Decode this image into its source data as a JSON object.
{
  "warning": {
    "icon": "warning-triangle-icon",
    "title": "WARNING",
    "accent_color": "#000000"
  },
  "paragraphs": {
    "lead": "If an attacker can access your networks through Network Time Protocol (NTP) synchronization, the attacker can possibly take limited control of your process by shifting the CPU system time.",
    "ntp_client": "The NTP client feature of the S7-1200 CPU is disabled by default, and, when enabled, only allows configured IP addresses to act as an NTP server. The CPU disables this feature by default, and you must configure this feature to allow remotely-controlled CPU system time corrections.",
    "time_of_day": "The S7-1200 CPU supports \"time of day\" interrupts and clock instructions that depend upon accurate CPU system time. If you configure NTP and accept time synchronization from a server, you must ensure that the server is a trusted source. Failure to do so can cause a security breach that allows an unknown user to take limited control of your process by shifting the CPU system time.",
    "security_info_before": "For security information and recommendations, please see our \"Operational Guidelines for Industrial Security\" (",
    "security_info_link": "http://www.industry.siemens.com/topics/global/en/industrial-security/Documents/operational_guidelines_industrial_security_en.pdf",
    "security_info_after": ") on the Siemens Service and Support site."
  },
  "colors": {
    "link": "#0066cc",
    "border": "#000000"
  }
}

◇ ◇ ◇ ◇ ◇

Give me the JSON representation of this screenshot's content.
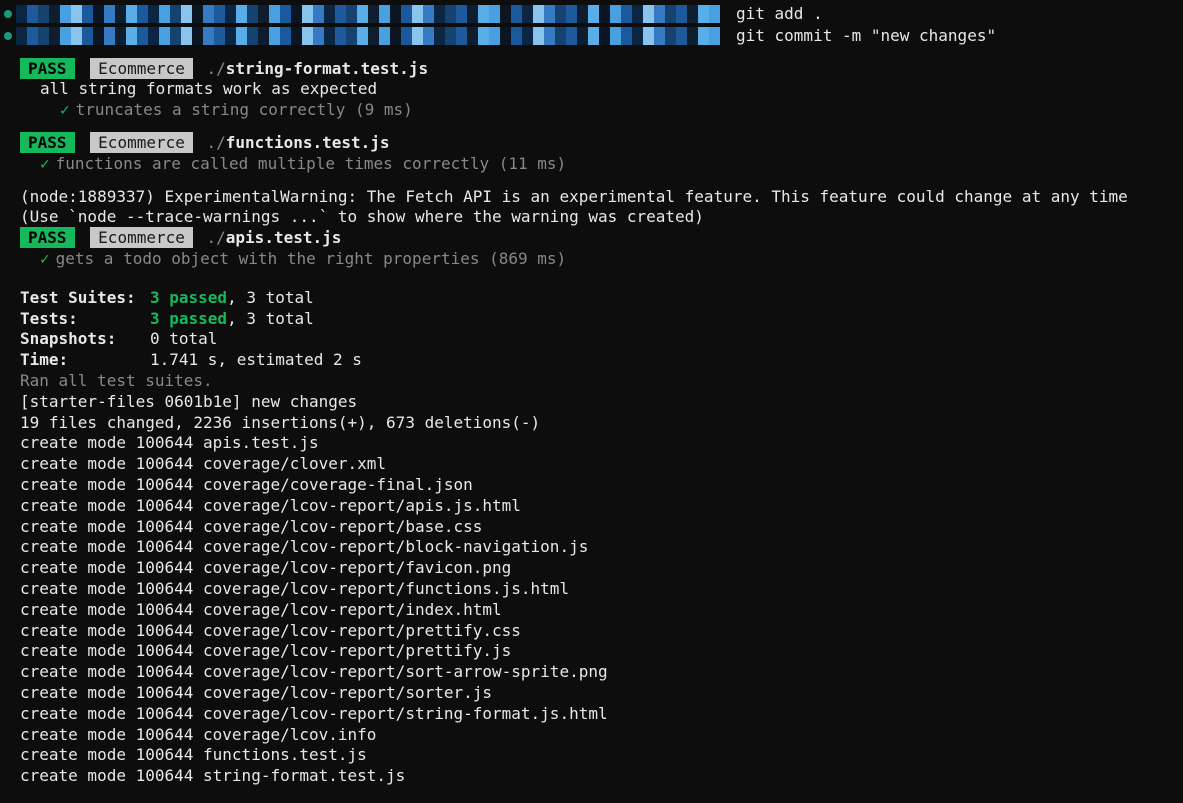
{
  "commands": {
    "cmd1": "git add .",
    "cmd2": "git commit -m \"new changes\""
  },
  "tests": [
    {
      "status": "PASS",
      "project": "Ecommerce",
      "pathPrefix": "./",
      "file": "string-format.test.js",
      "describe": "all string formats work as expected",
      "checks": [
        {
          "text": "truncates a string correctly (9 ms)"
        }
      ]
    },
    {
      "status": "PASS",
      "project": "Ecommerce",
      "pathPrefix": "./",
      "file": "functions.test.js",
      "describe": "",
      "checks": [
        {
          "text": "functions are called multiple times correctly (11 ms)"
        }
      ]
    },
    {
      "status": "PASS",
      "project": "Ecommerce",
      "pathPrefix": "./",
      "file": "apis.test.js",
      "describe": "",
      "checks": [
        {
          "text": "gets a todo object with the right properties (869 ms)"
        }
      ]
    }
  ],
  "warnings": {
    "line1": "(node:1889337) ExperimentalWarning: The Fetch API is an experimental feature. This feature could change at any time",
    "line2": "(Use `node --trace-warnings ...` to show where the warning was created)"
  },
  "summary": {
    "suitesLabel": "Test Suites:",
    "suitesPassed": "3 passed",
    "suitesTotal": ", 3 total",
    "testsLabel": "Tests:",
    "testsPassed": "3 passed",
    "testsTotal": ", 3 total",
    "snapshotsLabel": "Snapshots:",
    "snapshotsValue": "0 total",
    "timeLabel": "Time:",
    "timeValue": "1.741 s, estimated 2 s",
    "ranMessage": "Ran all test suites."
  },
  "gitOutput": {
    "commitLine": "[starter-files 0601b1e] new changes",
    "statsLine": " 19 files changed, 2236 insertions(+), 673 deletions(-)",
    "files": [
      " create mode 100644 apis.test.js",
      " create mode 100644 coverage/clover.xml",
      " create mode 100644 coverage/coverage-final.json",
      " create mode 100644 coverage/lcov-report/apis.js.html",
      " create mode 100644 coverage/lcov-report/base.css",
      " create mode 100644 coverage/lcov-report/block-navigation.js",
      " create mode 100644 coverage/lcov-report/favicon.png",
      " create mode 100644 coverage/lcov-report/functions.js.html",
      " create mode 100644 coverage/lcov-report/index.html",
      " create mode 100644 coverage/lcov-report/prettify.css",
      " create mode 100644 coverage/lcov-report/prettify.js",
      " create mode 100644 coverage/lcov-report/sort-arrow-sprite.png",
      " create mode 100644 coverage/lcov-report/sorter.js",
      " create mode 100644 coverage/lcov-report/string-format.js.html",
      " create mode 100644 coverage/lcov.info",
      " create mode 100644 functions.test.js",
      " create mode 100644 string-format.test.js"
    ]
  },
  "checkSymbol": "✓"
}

◇ ◇ ◇ ◇ ◇

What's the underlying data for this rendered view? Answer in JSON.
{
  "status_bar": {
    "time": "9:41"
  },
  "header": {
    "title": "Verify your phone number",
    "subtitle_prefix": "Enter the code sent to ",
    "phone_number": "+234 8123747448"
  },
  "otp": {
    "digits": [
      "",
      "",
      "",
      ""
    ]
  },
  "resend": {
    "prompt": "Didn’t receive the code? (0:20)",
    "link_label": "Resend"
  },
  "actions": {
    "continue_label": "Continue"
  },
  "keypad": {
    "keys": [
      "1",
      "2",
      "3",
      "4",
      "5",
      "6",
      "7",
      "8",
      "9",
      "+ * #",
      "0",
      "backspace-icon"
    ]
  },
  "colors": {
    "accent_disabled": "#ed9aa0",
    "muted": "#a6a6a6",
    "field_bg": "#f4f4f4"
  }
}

◇ ◇ ◇ ◇ ◇

- [Task] Scan the material line by line and report each one that contains "files".

- [Solution for this exercise]
    "commitLine": "[starter-files 0601b1e] new changes",
    "statsLine": " 19 files changed, 2236 insertions(+), 673 deletions(-)",
    "files": [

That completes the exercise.